Per favore, elenca tutte le squadre di calcio nominate nel testo sulla conferenza stampa di Spalletti.

*TESTO RIPORTATO:*
----------
Conferenza stampa Luciano Spalletti Inter-Tottenham

Le parole dell’allenatore dell’Inter in vista dell’esordio in Champions di domani contro il Tottenham alle ore 19. Panoramica anche sulla sconfitta di sabato e sulle difficoltà che la squadra sta incontrando in questo inizio di stagione

Spalletti analizza il momento difficile della sua squadra mettendosi anche in discussione.

“Se si prendono tutte le possibili risposte insieme senza descrivere bene le domande diventa facile fare confusione. Noi siamo consapevoli della negatività del momento ma sappiamo quello che possiamo e dobbiamo fare. Se prendiamo i numeri della partita col Parma vediamo che la partita è stata dominata e non si è riusciti a fare gol.  La confusione è arrivata dopo il vantaggio loro, che ci ha spenti. La fetta di responsabilità maggiore di questa situazione è sicuramente mia”.
----------
*VOCI DEL DATASET:*
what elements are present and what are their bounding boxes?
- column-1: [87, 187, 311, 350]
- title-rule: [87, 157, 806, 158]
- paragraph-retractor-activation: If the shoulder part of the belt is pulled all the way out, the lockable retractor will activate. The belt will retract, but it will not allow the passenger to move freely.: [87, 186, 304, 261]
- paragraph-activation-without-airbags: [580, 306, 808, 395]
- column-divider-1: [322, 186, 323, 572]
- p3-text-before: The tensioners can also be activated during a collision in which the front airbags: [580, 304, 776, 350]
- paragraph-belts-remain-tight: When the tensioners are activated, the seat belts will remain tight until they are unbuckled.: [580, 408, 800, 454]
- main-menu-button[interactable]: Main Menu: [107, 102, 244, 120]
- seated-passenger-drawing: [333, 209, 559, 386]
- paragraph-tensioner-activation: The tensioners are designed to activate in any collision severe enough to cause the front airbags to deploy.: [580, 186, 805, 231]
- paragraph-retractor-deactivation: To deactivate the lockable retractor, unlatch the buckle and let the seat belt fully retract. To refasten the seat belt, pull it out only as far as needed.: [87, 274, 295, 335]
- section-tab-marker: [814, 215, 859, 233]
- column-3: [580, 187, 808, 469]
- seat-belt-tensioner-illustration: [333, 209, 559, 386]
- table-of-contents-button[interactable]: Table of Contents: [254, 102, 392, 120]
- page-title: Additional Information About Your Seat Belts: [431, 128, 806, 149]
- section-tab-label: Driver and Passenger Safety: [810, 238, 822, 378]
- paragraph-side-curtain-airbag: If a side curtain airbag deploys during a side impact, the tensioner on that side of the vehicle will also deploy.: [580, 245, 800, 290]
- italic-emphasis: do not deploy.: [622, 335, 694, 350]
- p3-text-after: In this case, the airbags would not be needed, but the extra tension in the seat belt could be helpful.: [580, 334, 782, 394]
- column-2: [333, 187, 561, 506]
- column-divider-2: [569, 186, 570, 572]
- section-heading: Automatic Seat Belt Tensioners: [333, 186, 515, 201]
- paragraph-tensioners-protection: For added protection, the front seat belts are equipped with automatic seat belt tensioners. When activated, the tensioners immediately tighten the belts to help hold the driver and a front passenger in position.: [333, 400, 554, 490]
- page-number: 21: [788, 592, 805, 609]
----------
*SOLUZIONE PROPOSTA:*
Inter, Tottenham, Parma